What this task involves: Check every line of the entries that follow, and copy the ones containing "Rough".

Data items
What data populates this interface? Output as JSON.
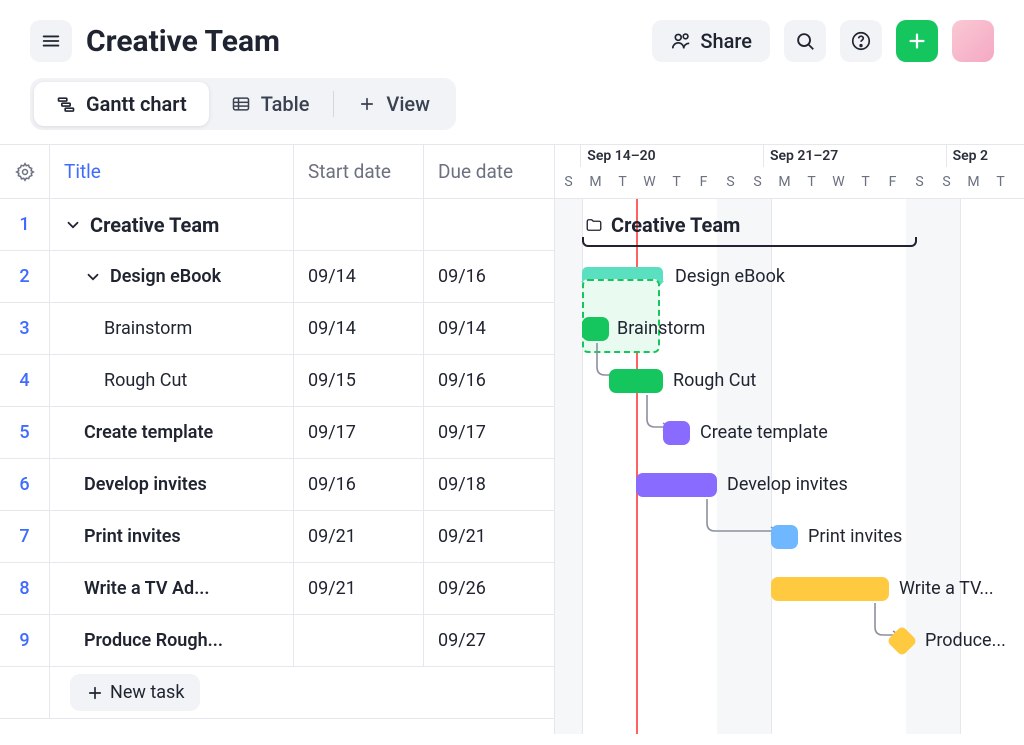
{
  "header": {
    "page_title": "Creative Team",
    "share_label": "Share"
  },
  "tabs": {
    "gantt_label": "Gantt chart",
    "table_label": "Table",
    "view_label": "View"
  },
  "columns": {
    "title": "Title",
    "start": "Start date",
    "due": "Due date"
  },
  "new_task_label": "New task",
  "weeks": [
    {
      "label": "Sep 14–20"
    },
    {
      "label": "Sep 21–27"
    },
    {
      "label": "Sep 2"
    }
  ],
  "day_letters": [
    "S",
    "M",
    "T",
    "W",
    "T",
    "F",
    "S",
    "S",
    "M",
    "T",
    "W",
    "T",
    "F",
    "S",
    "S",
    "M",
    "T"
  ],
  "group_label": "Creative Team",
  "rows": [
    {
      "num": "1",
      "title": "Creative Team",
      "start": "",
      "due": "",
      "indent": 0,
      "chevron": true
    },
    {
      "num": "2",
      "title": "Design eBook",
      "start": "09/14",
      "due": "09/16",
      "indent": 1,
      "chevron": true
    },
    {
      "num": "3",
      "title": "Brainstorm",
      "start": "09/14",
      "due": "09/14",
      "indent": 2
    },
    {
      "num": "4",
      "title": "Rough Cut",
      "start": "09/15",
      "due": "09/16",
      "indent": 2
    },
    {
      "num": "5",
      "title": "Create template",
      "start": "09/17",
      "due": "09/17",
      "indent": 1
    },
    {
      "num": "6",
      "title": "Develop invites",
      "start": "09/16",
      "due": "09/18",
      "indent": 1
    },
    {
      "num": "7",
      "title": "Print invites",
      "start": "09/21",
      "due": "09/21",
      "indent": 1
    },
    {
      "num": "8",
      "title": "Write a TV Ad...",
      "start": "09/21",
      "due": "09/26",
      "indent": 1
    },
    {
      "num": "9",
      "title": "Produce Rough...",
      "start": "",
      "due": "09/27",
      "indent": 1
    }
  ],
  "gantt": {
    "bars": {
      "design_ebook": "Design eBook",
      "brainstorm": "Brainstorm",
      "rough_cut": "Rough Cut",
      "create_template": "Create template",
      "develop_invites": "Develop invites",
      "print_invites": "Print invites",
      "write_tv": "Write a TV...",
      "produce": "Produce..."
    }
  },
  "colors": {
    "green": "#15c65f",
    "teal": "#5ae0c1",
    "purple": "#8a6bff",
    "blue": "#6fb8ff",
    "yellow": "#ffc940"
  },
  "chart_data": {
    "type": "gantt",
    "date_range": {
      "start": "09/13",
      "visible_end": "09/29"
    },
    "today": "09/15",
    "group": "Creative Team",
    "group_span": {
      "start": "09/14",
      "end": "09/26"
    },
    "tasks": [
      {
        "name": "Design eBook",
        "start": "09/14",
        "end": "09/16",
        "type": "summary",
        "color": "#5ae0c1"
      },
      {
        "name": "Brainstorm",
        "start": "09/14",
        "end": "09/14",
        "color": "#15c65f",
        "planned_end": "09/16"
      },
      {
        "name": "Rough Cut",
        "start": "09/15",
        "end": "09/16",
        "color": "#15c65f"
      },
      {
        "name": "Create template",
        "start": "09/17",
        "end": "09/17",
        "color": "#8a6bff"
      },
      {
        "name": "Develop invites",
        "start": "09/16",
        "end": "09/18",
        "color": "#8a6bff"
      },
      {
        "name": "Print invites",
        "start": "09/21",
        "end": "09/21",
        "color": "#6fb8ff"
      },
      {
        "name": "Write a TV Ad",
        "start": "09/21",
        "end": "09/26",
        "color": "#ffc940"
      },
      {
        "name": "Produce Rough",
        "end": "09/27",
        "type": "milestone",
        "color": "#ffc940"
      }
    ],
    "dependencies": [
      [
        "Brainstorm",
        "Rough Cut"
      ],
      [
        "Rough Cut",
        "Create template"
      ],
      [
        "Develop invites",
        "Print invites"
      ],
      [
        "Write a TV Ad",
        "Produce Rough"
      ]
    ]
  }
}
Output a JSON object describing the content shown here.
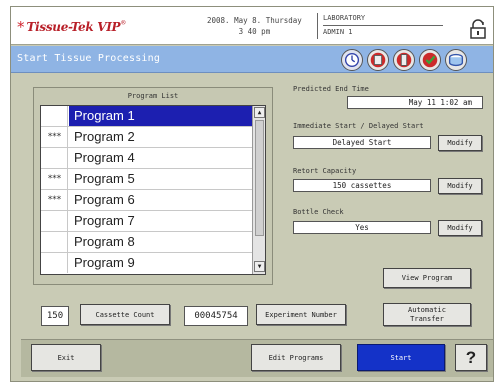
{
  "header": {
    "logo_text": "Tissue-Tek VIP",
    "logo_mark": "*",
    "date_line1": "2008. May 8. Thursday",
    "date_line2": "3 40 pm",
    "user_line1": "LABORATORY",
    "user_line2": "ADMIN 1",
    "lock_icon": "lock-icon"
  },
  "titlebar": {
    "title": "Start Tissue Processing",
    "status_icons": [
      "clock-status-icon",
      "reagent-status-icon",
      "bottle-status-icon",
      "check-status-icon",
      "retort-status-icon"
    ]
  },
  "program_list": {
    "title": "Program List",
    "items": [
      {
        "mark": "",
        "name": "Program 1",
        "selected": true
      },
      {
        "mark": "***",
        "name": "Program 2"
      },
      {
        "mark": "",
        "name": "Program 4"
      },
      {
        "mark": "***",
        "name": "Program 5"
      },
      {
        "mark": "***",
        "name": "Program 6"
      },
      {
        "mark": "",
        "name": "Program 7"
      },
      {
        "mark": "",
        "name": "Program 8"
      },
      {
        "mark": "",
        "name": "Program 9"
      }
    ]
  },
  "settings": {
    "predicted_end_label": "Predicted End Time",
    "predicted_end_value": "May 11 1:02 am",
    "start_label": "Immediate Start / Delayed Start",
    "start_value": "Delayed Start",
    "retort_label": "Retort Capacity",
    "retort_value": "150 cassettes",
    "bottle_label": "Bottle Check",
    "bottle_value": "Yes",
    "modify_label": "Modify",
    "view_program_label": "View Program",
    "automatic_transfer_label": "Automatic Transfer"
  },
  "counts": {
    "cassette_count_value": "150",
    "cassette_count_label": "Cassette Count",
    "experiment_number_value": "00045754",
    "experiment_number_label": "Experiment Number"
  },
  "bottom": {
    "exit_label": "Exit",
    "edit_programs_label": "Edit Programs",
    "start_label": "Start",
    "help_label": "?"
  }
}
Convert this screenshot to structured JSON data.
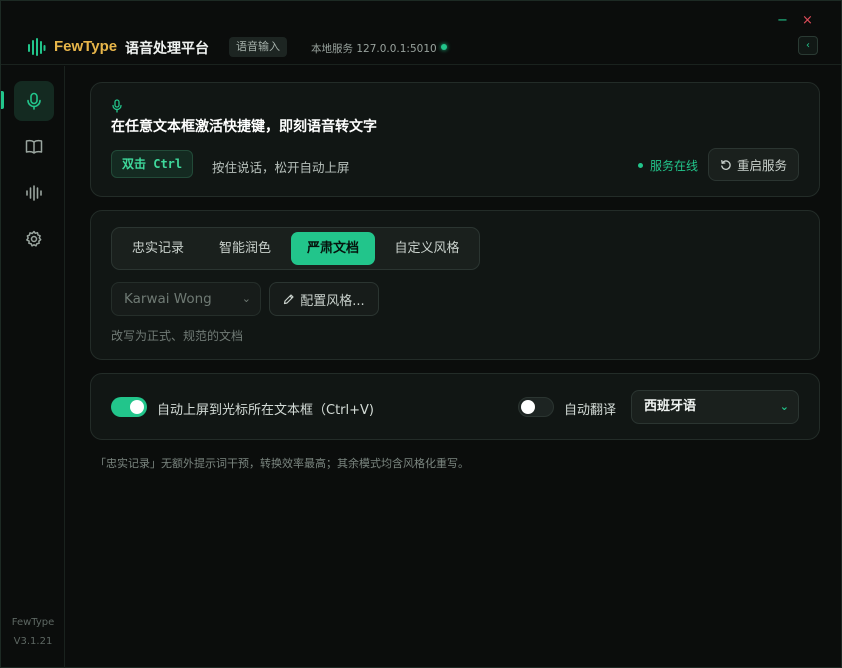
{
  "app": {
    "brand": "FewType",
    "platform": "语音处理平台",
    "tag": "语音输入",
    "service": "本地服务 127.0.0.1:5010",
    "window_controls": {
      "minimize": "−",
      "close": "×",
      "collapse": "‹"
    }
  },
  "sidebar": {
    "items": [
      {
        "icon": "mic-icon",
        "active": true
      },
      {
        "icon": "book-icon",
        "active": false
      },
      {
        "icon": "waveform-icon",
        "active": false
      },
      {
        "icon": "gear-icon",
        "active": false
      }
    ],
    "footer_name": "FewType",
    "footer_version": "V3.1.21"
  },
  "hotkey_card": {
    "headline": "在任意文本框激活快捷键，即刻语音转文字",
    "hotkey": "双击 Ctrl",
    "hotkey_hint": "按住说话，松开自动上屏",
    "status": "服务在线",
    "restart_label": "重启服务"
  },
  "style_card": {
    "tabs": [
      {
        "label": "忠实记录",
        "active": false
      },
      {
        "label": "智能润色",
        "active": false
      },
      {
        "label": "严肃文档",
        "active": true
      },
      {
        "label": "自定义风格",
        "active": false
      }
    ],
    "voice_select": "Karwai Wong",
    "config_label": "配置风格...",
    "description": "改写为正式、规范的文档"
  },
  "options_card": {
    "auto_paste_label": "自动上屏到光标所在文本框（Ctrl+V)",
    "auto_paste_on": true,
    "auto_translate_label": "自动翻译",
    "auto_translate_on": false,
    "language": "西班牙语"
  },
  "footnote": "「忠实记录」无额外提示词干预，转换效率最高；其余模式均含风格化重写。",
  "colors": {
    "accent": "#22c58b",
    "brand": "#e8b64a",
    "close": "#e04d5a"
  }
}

...

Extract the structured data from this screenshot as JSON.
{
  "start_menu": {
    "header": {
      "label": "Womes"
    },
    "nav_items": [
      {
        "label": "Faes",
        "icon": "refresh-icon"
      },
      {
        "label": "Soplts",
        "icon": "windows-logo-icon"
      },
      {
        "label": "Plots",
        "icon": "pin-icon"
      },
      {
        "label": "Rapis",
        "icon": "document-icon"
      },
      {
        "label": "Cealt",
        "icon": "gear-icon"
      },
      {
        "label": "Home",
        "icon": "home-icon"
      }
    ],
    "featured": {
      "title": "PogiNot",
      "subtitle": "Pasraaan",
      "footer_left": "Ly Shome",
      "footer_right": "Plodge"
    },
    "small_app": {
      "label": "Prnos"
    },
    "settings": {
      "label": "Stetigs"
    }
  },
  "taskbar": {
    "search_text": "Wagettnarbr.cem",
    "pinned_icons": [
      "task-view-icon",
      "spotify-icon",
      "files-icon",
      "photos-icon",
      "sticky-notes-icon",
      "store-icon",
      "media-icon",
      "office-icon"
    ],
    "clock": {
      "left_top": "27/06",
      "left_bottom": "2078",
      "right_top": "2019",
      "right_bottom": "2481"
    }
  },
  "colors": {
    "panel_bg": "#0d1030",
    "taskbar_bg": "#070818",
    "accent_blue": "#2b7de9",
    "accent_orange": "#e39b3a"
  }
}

Solution for this problem:
      "title": "Rough Cut",
      "title": "Produce Rough...",
      "rough_cut": "Rough Cut",
        "name": "Rough Cut",
        "name": "Produce Rough",
        "Rough Cut"
        "Rough Cut",
        "Produce Rough"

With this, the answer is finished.